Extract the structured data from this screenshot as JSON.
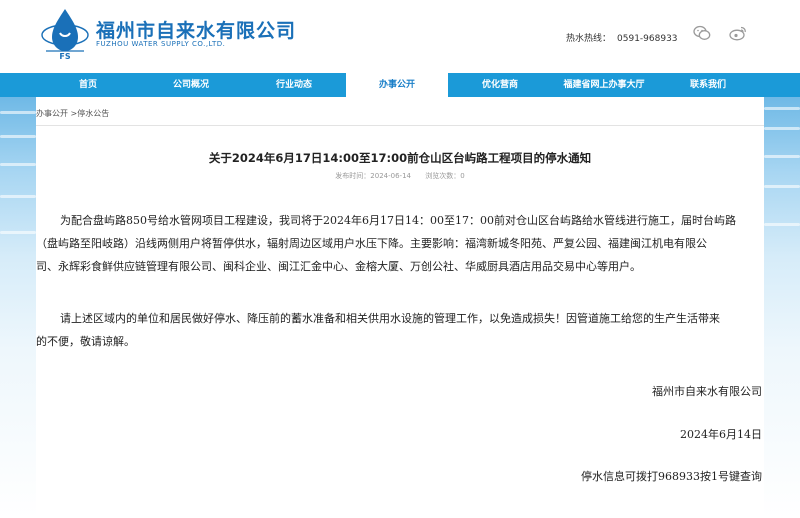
{
  "header": {
    "company_cn": "福州市自来水有限公司",
    "company_en": "FUZHOU WATER SUPPLY CO.,LTD.",
    "logo_letters": "FS",
    "hotline_label": "热水热线：",
    "hotline_number": "0591-968933",
    "brand_color": "#1a70b8"
  },
  "nav": {
    "items": [
      {
        "label": "首页"
      },
      {
        "label": "公司概况"
      },
      {
        "label": "行业动态"
      },
      {
        "label": "办事公开"
      },
      {
        "label": "优化营商"
      },
      {
        "label": "福建省网上办事大厅"
      },
      {
        "label": "联系我们"
      }
    ],
    "active_index": 3,
    "bar_color": "#1b9ad8"
  },
  "breadcrumb": "办事公开 >停水公告",
  "article": {
    "title": "关于2024年6月17日14:00至17:00前仓山区台屿路工程项目的停水通知",
    "publish_label": "发布时间：2024-06-14",
    "views_label": "浏览次数：0",
    "p1_lines": [
      "为配合盘屿路850号给水管网项目工程建设，我司将于2024年6月17日14：00至17：00前对仓山区台屿路给水管线进行施工，届时台屿路",
      "（盘屿路至阳岐路）沿线两侧用户将暂停供水，辐射周边区域用户水压下降。主要影响：福湾新城冬阳苑、严复公园、福建闽江机电有限公",
      "司、永辉彩食鲜供应链管理有限公司、闽科企业、闽江汇金中心、金榕大厦、万创公社、华威厨具酒店用品交易中心等用户。"
    ],
    "p2_lines": [
      "请上述区域内的单位和居民做好停水、降压前的蓄水准备和相关供用水设施的管理工作，以免造成损失！因管道施工给您的生产生活带来",
      "的不便，敬请谅解。"
    ],
    "signature": "福州市自来水有限公司",
    "date": "2024年6月14日",
    "inquiry": "停水信息可拨打968933按1号键查询"
  }
}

________________

■ Written exercise ■
Write out the full listing verbatim, excluding its pictures.

■ Full answer ■
Extract the structured data from this screenshot as JSON.
{
  "header": {
    "company_cn": "福州市自来水有限公司",
    "company_en": "FUZHOU WATER SUPPLY CO.,LTD.",
    "logo_letters": "FS",
    "hotline_label": "热水热线：",
    "hotline_number": "0591-968933",
    "brand_color": "#1a70b8"
  },
  "nav": {
    "items": [
      {
        "label": "首页"
      },
      {
        "label": "公司概况"
      },
      {
        "label": "行业动态"
      },
      {
        "label": "办事公开"
      },
      {
        "label": "优化营商"
      },
      {
        "label": "福建省网上办事大厅"
      },
      {
        "label": "联系我们"
      }
    ],
    "active_index": 3,
    "bar_color": "#1b9ad8"
  },
  "breadcrumb": "办事公开 >停水公告",
  "article": {
    "title": "关于2024年6月17日14:00至17:00前仓山区台屿路工程项目的停水通知",
    "publish_label": "发布时间：2024-06-14",
    "views_label": "浏览次数：0",
    "p1_lines": [
      "为配合盘屿路850号给水管网项目工程建设，我司将于2024年6月17日14：00至17：00前对仓山区台屿路给水管线进行施工，届时台屿路",
      "（盘屿路至阳岐路）沿线两侧用户将暂停供水，辐射周边区域用户水压下降。主要影响：福湾新城冬阳苑、严复公园、福建闽江机电有限公",
      "司、永辉彩食鲜供应链管理有限公司、闽科企业、闽江汇金中心、金榕大厦、万创公社、华威厨具酒店用品交易中心等用户。"
    ],
    "p2_lines": [
      "请上述区域内的单位和居民做好停水、降压前的蓄水准备和相关供用水设施的管理工作，以免造成损失！因管道施工给您的生产生活带来",
      "的不便，敬请谅解。"
    ],
    "signature": "福州市自来水有限公司",
    "date": "2024年6月14日",
    "inquiry": "停水信息可拨打968933按1号键查询"
  }
}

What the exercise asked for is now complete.